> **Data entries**
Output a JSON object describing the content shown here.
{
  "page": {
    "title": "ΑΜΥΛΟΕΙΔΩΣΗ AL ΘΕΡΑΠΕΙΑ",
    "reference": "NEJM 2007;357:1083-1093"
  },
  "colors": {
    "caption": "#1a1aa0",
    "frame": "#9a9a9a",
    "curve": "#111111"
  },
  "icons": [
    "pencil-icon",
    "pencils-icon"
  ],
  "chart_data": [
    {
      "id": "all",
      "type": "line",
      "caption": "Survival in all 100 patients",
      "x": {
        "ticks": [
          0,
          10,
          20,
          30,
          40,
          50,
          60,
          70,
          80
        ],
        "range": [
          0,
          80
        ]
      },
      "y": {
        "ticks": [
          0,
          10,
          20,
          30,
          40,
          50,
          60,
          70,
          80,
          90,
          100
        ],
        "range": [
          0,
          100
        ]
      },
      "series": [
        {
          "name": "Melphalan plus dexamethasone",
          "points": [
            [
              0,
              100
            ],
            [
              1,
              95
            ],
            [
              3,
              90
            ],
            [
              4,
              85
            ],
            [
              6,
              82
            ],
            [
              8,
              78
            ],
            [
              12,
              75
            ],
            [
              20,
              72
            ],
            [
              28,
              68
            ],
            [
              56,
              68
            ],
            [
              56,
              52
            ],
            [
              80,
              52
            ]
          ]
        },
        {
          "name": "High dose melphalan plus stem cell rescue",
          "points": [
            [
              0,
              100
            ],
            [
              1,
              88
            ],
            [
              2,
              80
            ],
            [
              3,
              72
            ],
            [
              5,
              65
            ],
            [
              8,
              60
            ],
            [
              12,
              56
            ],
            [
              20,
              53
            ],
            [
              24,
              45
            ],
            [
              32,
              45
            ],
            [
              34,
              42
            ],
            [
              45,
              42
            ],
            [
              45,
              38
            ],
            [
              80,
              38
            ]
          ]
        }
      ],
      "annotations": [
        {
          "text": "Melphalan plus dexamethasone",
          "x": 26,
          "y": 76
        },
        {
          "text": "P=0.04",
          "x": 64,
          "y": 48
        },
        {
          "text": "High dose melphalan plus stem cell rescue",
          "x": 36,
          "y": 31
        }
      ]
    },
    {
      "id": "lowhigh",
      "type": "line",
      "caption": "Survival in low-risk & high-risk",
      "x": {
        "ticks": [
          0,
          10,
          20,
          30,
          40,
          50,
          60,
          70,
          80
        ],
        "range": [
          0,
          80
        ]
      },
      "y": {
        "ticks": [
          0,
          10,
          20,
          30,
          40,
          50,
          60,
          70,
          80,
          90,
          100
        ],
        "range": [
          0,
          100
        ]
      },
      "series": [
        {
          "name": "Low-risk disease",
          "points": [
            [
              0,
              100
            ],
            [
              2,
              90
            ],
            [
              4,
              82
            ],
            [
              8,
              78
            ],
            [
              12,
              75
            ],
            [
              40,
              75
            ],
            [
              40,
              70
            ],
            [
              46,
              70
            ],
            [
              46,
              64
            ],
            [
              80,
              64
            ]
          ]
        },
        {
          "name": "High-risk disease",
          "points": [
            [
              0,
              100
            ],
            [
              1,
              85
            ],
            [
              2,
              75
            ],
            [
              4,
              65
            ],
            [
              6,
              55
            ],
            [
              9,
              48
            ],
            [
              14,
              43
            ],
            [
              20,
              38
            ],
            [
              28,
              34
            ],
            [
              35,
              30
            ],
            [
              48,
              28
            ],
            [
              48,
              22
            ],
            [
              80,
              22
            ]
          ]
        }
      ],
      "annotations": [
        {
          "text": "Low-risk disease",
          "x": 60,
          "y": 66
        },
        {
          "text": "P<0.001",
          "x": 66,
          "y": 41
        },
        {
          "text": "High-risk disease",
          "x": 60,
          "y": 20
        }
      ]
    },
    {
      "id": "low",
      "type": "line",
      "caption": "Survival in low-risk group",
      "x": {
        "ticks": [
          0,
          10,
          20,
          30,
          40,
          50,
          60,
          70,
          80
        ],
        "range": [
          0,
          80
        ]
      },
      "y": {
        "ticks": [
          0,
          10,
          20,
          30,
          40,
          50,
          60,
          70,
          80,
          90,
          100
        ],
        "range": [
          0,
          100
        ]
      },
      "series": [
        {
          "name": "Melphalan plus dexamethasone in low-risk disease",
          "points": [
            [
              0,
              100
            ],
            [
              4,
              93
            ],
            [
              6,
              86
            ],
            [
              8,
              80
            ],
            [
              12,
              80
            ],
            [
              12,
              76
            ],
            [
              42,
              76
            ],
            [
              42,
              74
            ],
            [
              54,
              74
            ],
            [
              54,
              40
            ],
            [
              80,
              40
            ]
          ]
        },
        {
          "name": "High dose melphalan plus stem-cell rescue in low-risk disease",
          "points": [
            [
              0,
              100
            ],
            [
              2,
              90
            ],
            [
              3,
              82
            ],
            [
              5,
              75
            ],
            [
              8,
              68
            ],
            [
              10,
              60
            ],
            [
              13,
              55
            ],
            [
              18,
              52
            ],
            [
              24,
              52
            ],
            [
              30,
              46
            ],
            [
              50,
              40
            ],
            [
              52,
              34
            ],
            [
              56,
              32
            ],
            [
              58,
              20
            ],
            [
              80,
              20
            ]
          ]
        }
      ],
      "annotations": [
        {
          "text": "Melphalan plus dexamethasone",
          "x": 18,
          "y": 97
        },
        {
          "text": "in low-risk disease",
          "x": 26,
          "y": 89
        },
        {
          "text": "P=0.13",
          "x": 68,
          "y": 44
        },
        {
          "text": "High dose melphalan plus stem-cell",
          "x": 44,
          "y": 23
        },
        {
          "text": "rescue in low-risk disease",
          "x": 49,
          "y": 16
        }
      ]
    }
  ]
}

> **Exercise instructions**
Note each line above that holds "plus", then copy all of them.

> **Problem solution**
          "name": "Melphalan plus dexamethasone",
          "name": "High dose melphalan plus stem cell rescue",
          "text": "Melphalan plus dexamethasone",
          "text": "High dose melphalan plus stem cell rescue",
          "name": "Melphalan plus dexamethasone in low-risk disease",
          "name": "High dose melphalan plus stem-cell rescue in low-risk disease",
          "text": "Melphalan plus dexamethasone",
          "text": "High dose melphalan plus stem-cell",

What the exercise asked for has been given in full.